-- BEGIN Records shown --
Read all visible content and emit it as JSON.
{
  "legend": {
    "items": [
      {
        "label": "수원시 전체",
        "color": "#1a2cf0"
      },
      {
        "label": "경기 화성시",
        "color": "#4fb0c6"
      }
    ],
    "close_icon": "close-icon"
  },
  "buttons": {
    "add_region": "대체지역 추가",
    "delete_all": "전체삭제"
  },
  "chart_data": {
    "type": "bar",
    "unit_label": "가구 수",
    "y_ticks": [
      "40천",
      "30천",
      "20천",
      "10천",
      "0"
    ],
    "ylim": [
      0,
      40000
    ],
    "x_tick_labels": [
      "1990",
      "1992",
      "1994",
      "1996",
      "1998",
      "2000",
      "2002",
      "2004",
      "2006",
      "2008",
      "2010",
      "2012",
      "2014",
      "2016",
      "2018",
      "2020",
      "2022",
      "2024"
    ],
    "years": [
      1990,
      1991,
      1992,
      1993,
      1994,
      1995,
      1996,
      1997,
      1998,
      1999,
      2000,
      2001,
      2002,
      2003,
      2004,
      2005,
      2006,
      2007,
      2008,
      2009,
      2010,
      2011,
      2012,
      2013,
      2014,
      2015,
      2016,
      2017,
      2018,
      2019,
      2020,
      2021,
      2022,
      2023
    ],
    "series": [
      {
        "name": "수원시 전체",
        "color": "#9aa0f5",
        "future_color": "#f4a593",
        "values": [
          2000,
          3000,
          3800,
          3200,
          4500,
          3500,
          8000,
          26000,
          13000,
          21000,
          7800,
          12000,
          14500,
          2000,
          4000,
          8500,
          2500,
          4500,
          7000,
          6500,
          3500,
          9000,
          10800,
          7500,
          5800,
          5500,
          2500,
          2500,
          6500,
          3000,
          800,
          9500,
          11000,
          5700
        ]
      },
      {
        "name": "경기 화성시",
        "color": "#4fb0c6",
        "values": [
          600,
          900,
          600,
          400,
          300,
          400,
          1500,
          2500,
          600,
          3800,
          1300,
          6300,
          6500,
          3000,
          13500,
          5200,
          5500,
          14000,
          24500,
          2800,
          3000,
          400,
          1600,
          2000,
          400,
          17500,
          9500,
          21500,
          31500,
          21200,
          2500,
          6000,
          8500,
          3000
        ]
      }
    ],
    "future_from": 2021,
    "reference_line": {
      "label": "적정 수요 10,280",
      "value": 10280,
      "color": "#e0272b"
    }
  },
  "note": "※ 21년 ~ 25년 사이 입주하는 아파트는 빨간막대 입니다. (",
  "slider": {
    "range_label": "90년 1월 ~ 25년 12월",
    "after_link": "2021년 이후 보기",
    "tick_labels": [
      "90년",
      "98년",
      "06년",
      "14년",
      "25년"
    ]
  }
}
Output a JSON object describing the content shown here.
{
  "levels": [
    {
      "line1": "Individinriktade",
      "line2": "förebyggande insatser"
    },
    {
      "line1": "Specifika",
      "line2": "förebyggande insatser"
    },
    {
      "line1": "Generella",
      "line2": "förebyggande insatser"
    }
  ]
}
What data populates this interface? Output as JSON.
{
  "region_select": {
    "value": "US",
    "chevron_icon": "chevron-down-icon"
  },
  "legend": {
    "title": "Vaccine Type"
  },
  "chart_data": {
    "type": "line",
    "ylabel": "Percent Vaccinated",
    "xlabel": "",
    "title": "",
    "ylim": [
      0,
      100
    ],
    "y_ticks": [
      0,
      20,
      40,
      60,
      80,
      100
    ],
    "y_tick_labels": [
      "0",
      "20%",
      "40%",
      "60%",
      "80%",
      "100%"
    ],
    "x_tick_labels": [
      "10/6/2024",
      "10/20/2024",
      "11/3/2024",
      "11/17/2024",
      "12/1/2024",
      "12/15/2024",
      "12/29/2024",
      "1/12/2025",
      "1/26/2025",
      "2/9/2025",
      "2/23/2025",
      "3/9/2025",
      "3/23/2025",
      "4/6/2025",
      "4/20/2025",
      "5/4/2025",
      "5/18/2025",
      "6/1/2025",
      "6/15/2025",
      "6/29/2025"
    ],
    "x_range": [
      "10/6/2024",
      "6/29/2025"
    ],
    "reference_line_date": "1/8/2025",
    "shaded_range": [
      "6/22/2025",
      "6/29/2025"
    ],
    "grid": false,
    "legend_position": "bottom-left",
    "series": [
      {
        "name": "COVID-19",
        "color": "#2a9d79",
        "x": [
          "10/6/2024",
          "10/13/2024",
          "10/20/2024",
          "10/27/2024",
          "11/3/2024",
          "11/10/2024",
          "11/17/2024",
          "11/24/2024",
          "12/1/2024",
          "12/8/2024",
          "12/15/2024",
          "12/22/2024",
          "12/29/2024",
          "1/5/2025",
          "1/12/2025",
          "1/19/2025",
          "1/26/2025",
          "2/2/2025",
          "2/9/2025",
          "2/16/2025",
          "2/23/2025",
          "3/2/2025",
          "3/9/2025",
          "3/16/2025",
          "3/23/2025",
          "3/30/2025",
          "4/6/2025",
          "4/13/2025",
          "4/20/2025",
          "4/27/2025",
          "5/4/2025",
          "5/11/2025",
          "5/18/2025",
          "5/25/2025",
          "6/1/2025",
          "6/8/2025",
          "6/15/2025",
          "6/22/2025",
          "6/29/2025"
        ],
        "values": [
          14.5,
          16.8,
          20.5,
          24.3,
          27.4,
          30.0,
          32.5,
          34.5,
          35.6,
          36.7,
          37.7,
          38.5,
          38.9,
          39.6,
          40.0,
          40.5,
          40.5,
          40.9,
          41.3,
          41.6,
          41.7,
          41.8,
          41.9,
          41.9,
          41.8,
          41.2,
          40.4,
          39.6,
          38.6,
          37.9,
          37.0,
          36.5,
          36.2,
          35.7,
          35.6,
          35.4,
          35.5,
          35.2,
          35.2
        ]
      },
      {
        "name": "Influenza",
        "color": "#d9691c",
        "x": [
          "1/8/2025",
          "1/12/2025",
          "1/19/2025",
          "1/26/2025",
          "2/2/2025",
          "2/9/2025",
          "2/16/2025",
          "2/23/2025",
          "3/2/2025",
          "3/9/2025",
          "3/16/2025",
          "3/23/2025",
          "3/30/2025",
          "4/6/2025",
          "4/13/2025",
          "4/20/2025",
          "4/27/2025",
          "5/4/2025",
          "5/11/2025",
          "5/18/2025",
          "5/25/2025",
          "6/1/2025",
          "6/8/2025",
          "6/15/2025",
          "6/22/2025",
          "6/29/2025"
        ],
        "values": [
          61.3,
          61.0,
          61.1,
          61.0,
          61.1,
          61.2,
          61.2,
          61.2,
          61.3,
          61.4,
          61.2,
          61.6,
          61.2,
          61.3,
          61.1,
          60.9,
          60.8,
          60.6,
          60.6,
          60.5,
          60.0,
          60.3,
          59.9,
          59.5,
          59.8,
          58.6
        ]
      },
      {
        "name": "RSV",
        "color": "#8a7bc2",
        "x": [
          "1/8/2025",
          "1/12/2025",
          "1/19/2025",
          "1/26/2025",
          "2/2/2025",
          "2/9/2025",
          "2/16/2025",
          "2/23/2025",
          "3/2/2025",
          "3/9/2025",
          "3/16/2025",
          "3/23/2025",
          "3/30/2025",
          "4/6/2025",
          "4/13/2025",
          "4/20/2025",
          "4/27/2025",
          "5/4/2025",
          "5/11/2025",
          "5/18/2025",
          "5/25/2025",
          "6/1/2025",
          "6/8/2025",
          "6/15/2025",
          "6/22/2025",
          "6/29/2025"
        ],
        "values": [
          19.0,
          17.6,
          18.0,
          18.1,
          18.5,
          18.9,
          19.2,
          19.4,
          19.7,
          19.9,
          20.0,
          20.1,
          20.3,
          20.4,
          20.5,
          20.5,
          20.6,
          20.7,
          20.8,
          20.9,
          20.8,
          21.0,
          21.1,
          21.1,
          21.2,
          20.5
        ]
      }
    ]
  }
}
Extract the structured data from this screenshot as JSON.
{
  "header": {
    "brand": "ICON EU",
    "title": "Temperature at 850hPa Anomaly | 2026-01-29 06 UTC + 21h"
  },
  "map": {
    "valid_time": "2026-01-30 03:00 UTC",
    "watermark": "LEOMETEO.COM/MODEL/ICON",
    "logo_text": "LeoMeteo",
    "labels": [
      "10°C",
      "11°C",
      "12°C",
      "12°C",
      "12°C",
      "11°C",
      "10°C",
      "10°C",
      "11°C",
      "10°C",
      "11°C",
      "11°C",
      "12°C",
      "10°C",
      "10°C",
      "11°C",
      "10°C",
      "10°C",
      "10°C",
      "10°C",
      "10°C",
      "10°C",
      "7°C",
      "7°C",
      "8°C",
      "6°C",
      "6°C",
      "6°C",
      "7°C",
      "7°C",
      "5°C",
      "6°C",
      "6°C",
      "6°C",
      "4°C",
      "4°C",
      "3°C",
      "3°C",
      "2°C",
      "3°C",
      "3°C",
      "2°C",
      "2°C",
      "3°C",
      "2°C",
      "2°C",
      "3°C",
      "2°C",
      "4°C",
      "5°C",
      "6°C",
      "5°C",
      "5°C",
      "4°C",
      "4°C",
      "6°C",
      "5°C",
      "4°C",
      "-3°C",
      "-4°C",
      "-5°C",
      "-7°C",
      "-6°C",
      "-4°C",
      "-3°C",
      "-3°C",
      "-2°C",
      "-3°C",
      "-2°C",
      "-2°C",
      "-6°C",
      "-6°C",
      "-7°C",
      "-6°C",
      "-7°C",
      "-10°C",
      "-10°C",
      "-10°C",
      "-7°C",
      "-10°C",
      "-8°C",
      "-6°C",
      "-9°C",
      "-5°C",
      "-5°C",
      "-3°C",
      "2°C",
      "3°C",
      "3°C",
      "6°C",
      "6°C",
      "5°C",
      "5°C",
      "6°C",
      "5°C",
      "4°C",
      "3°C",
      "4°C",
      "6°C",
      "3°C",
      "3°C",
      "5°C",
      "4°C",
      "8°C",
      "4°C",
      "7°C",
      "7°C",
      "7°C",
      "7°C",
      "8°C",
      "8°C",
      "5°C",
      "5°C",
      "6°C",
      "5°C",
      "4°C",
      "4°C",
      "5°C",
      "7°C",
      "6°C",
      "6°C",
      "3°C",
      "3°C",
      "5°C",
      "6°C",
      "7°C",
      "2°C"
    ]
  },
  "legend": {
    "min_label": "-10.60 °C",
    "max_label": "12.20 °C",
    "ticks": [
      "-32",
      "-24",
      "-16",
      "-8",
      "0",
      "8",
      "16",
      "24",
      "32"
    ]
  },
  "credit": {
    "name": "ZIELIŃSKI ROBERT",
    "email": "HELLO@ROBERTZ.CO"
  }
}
-- END Records shown --
> _Work required_
Go over the records above and tally the lines with the word "title" in them. Give the number alone.

> _The response_
3